• [WRITTEN PROBLEM]
In the entries below, find every line holding the string "text" and collect it.
------ STORED RECORDS
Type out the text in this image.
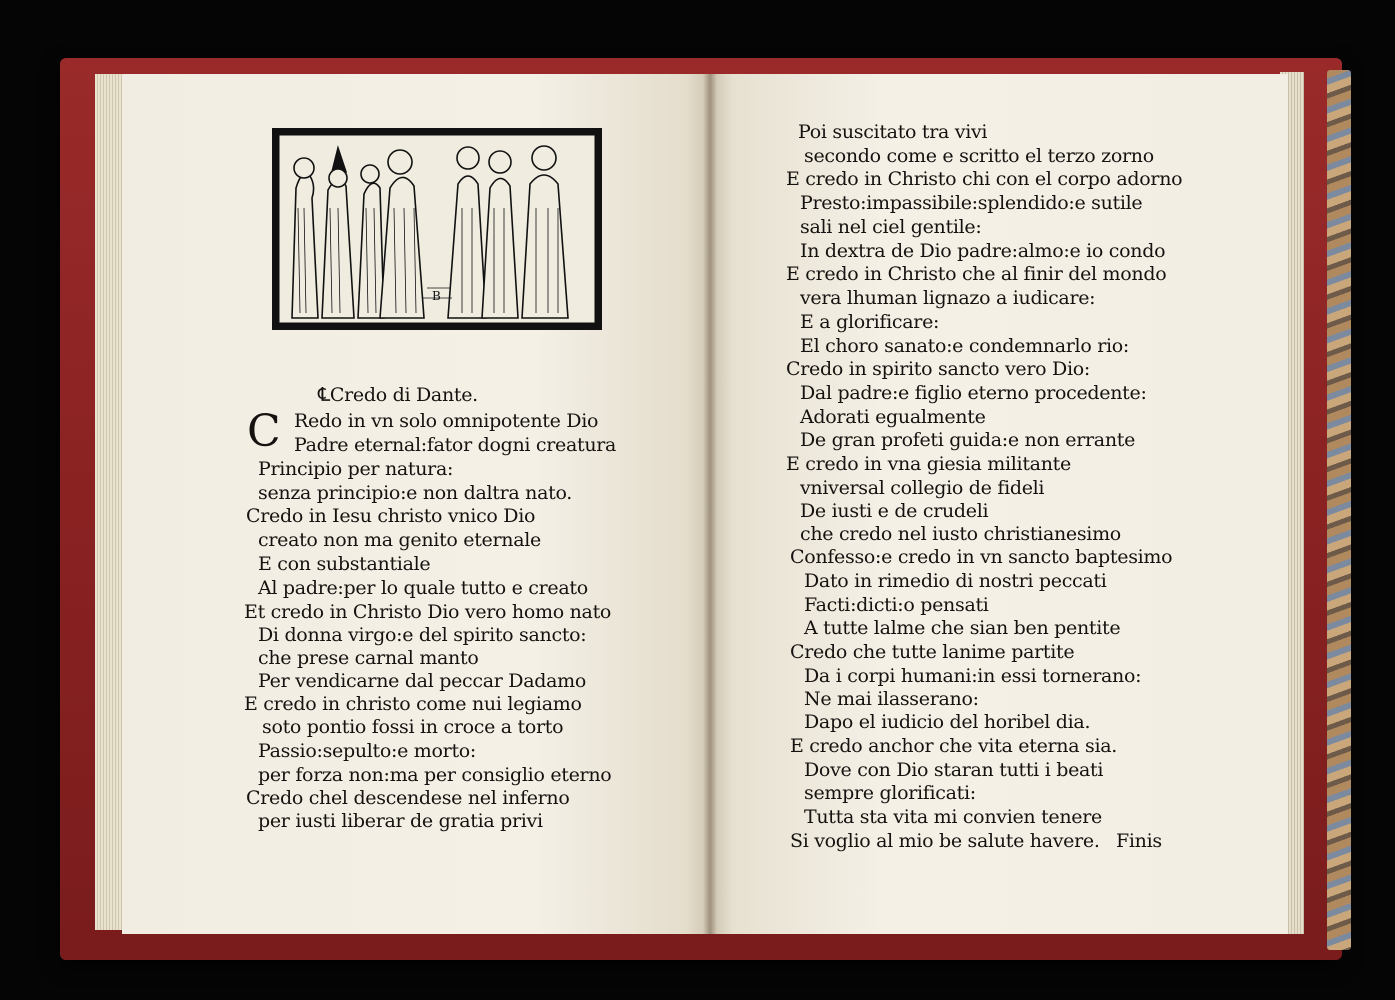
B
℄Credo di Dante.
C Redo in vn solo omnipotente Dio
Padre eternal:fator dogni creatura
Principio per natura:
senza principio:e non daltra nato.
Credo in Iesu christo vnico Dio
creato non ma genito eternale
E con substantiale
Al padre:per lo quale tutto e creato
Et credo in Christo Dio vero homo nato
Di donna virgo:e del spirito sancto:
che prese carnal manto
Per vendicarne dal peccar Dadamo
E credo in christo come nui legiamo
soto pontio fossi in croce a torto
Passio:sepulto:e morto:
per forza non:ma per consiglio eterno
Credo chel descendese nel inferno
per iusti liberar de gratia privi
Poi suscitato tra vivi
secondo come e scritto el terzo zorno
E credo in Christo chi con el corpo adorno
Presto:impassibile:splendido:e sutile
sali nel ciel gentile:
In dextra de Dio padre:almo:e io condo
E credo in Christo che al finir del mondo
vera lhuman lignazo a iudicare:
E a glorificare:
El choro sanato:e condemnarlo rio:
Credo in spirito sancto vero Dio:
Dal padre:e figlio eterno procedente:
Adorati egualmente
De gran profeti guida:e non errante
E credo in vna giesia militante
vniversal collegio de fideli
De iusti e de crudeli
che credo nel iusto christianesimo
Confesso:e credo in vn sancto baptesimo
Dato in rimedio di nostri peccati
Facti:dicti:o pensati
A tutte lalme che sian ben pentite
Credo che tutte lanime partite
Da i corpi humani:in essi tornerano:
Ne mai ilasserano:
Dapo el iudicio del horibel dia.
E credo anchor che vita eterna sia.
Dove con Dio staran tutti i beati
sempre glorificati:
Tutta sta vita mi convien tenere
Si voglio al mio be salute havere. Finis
------------
------ STORED RECORDS
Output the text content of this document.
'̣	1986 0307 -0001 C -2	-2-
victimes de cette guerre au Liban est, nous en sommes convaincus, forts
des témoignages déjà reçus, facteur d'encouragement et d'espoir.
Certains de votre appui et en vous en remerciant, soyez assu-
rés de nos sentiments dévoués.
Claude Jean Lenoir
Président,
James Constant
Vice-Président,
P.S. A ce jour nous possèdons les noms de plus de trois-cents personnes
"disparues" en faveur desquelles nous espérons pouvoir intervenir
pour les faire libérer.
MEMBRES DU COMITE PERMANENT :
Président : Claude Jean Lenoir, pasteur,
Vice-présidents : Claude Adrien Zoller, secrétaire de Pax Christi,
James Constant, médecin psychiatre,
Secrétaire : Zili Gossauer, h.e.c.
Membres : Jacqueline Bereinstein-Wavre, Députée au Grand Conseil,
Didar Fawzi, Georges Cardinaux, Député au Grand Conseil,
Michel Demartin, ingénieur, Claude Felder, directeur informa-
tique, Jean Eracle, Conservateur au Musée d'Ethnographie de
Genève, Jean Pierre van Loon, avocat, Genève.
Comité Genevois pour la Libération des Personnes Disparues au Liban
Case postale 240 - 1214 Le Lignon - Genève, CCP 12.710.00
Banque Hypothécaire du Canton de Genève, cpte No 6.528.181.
------------
• [EXERCISE ANSWER]
Type out the text in this image.
Output the text content of this document.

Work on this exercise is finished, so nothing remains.